··· INPUT ROWS ···

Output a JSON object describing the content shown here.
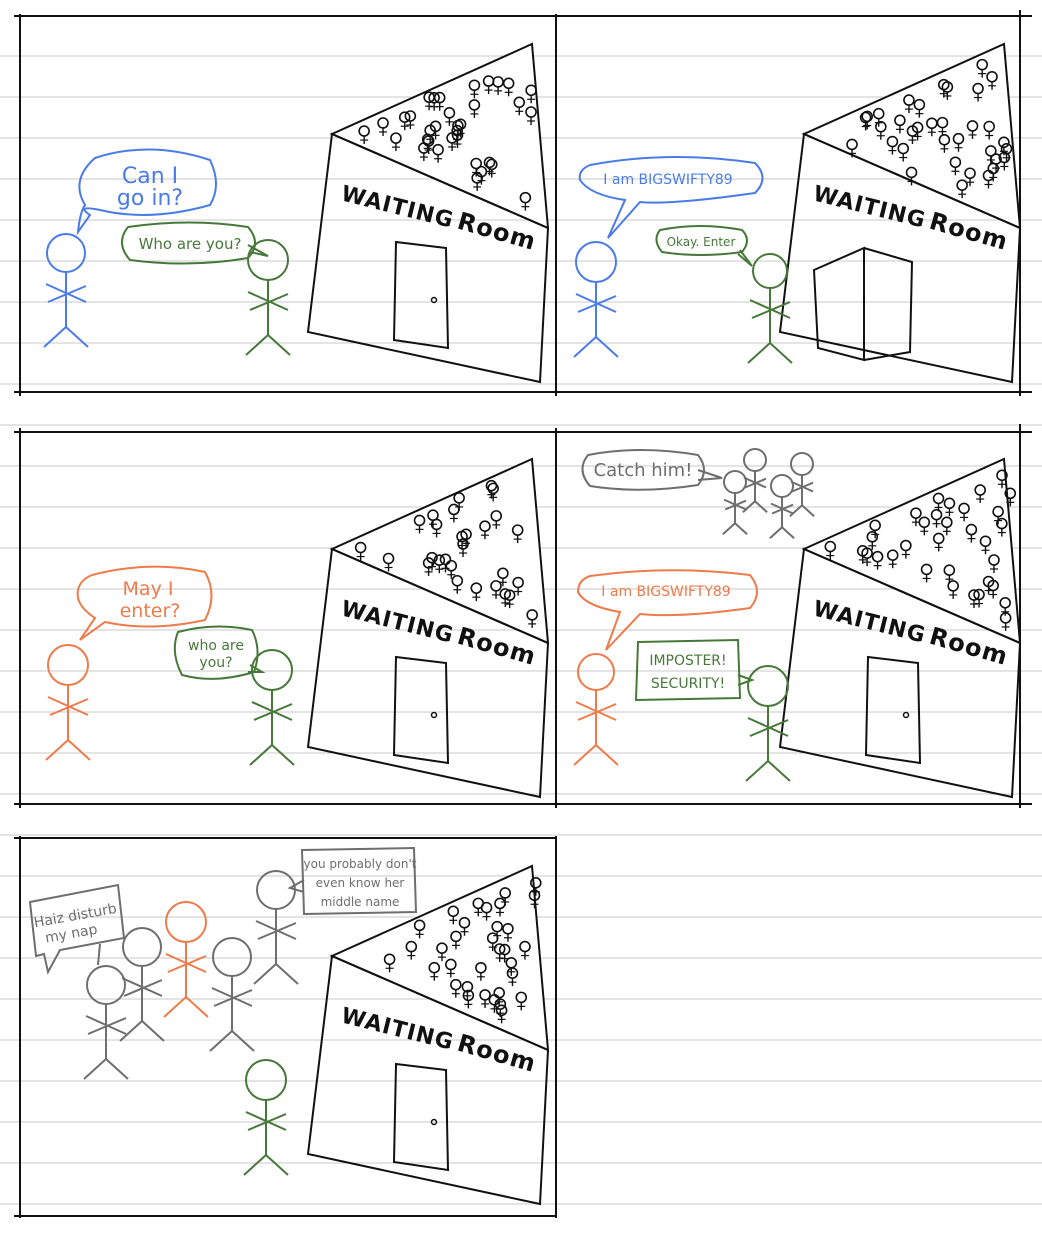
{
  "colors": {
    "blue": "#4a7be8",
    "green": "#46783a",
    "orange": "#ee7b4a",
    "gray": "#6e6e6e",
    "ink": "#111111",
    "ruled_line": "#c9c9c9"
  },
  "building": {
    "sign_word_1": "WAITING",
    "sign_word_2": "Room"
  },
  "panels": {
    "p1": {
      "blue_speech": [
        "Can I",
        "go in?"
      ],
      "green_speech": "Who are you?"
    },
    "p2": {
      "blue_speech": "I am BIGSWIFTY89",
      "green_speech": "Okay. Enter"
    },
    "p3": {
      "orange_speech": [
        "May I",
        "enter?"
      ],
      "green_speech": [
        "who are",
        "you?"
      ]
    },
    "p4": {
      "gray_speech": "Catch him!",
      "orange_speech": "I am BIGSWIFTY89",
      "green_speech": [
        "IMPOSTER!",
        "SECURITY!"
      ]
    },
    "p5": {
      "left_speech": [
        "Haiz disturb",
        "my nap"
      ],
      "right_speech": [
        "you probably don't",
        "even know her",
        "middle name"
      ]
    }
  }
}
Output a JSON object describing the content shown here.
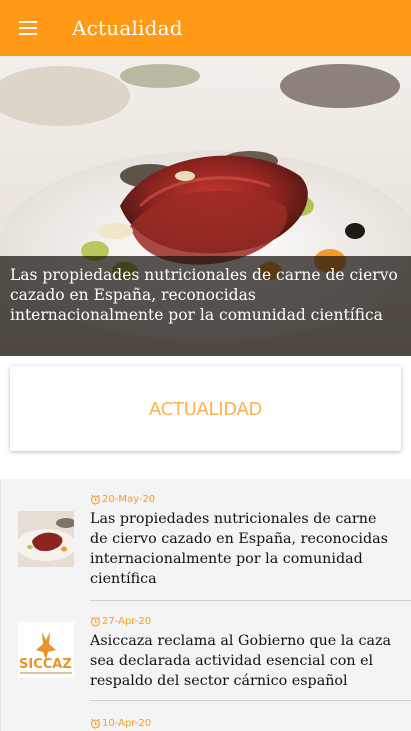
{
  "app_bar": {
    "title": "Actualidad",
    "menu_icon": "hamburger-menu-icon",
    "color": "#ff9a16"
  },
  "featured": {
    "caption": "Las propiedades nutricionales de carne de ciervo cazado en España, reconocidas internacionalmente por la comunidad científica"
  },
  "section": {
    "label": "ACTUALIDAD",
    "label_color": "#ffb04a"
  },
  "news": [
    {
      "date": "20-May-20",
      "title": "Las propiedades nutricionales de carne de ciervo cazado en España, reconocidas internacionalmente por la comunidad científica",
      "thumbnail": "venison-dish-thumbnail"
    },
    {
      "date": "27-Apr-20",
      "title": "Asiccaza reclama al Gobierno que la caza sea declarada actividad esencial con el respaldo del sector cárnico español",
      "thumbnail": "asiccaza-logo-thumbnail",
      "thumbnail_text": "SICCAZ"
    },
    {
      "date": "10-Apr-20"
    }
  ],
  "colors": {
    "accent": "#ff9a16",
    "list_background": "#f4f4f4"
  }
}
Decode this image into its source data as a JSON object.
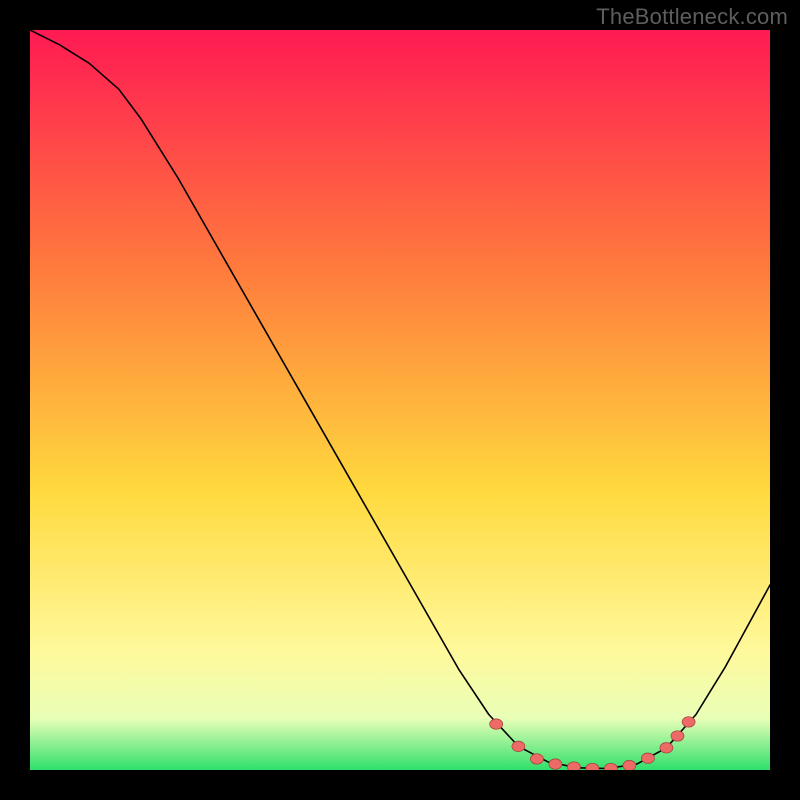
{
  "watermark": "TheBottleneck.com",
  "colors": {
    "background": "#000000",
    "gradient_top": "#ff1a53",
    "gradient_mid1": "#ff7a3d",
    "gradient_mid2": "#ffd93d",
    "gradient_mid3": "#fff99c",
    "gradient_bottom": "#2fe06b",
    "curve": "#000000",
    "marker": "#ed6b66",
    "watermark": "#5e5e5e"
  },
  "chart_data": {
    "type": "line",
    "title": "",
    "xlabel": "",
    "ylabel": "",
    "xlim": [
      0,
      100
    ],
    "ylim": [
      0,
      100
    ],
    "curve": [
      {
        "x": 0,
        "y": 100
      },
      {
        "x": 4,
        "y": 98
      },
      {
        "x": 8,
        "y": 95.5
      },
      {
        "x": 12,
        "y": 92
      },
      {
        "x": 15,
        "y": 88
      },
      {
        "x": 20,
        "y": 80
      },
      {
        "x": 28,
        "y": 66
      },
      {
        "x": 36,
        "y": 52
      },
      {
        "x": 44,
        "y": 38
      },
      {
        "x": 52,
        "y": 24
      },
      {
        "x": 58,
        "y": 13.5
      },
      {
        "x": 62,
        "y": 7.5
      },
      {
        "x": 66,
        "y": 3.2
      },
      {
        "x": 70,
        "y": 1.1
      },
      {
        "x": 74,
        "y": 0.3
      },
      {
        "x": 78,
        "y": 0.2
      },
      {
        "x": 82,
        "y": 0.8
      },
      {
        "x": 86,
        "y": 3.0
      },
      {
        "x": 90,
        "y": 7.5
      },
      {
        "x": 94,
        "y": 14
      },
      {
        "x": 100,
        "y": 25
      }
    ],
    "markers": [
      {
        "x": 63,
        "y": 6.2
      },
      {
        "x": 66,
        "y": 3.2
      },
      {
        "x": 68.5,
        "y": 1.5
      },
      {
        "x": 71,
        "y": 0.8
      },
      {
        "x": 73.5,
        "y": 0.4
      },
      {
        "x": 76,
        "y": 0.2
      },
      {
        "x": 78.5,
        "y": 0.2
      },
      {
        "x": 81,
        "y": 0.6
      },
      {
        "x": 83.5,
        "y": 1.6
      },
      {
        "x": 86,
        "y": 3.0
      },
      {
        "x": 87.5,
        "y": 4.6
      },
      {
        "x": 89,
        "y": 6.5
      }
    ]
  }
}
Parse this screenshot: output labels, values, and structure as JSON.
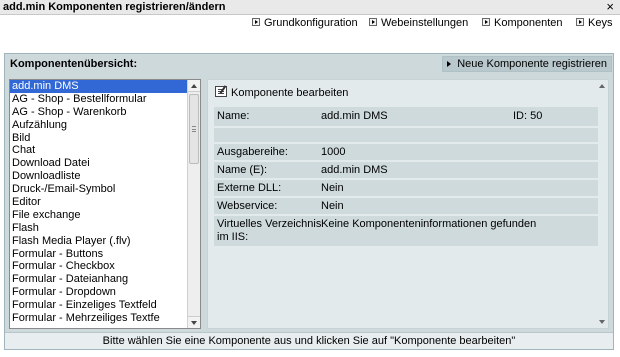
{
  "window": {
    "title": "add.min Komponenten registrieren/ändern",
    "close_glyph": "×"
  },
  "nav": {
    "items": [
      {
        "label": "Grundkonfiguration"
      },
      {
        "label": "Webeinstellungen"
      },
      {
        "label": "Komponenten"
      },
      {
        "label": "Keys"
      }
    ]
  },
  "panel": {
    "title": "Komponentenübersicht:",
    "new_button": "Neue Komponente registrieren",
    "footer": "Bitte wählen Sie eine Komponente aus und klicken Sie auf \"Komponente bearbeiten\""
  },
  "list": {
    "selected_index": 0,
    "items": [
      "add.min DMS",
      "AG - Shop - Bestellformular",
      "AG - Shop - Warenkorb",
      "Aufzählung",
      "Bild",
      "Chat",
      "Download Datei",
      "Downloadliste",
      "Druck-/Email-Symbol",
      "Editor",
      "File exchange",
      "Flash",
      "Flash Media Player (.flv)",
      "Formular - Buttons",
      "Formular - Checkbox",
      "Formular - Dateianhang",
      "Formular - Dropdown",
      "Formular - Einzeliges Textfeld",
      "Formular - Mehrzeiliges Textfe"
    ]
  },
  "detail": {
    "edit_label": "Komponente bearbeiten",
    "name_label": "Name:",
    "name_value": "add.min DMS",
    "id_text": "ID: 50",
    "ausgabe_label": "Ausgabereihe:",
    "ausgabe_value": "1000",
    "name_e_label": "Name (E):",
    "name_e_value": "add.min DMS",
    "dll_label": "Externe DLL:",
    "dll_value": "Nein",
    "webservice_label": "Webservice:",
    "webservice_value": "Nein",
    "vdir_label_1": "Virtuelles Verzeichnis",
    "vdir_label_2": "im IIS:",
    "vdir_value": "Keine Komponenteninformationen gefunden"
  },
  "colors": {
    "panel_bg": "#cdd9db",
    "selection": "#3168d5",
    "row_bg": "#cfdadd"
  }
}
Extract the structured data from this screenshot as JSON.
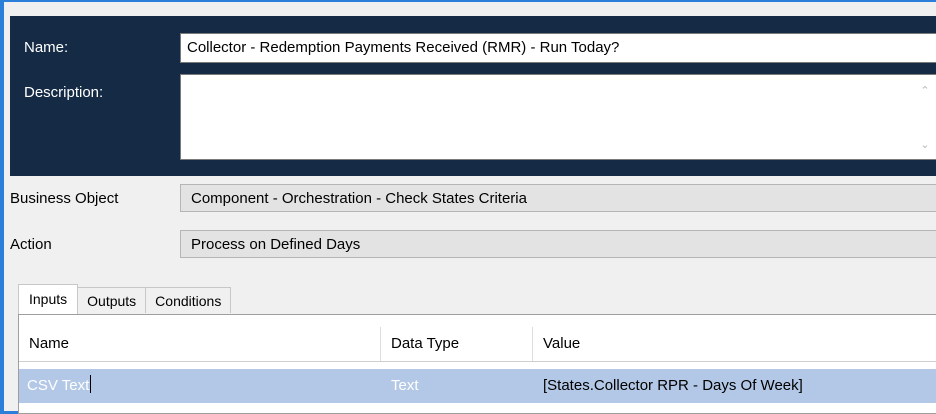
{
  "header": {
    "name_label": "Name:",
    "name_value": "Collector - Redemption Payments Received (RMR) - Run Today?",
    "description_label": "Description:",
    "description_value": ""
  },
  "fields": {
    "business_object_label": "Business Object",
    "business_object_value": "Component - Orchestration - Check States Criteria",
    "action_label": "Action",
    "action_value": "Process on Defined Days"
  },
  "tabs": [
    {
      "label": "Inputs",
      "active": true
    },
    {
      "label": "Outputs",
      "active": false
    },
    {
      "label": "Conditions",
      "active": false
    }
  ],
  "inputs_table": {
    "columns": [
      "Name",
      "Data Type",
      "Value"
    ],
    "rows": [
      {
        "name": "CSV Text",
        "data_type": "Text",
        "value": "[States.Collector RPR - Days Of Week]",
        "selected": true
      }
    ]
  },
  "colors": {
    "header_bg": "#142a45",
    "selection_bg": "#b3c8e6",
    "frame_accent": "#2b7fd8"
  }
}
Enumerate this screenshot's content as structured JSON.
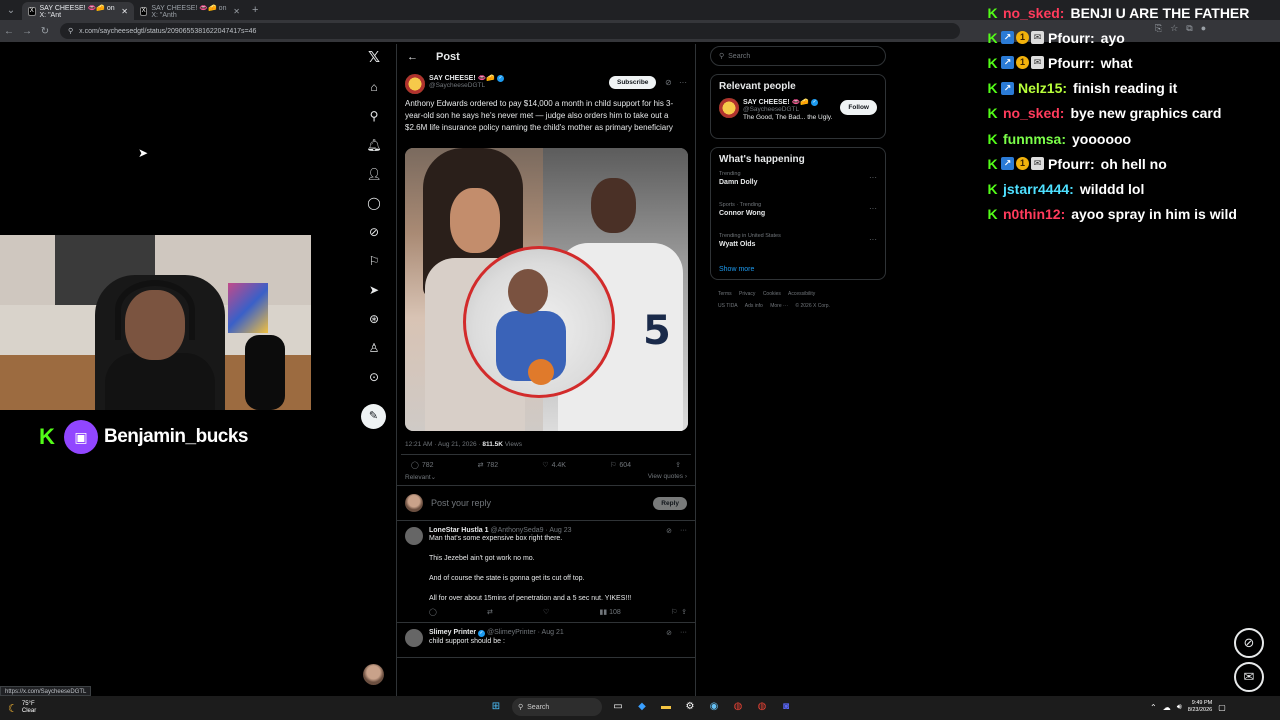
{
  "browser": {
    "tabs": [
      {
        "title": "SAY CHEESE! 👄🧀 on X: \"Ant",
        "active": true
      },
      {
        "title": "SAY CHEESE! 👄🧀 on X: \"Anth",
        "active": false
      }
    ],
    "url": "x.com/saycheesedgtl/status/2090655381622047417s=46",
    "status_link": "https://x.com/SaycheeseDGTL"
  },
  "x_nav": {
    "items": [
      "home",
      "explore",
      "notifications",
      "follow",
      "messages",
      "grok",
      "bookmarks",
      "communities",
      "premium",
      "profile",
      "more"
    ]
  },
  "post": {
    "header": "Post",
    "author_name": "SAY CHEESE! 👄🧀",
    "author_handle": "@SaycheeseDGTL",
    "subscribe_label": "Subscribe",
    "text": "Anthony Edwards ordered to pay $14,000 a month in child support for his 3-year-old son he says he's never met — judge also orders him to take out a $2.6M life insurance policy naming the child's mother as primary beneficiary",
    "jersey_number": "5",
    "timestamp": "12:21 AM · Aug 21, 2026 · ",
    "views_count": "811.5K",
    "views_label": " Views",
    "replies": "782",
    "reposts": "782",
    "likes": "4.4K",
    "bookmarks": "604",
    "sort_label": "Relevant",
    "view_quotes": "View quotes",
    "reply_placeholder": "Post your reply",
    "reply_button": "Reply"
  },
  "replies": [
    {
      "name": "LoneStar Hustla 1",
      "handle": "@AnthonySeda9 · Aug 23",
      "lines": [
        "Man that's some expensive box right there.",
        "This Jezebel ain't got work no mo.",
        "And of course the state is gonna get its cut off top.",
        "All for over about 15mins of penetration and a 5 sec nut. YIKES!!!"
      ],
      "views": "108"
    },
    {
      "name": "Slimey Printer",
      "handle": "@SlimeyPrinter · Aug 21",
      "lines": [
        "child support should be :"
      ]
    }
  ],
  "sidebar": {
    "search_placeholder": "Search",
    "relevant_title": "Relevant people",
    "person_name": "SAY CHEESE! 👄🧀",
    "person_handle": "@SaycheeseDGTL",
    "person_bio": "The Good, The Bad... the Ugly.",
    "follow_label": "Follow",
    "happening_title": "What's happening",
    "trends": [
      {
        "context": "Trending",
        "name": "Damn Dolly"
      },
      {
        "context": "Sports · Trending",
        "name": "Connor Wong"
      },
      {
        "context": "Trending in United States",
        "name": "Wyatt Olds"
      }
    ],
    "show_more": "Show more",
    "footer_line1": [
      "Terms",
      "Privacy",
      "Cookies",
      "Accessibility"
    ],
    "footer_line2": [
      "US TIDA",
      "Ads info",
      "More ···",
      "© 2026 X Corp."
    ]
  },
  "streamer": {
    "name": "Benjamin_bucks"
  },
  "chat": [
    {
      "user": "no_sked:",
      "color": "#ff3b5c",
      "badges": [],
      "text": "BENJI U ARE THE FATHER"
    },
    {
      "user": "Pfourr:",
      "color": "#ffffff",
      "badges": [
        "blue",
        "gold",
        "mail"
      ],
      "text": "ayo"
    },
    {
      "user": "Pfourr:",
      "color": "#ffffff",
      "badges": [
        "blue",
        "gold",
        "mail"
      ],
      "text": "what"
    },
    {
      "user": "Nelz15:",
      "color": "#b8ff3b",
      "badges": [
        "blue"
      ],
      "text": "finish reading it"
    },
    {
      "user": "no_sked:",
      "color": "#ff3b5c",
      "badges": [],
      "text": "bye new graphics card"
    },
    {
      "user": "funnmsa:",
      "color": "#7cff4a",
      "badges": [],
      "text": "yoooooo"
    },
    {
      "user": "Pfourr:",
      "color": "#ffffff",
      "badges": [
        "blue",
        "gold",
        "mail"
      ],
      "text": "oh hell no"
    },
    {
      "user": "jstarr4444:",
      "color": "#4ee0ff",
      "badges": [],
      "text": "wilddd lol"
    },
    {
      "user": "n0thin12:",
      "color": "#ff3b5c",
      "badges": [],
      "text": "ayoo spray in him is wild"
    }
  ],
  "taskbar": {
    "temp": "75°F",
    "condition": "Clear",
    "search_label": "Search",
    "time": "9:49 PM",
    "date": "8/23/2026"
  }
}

···

Report each line in the preceding entries that holds the string "ciervo".

▶ WRITTEN ANSWER
    "caption": "Las propiedades nutricionales de carne de ciervo cazado en España, reconocidas internacionalmente por la comunidad científica"
      "title": "Las propiedades nutricionales de carne de ciervo cazado en España, reconocidas internacionalmente por la comunidad científica",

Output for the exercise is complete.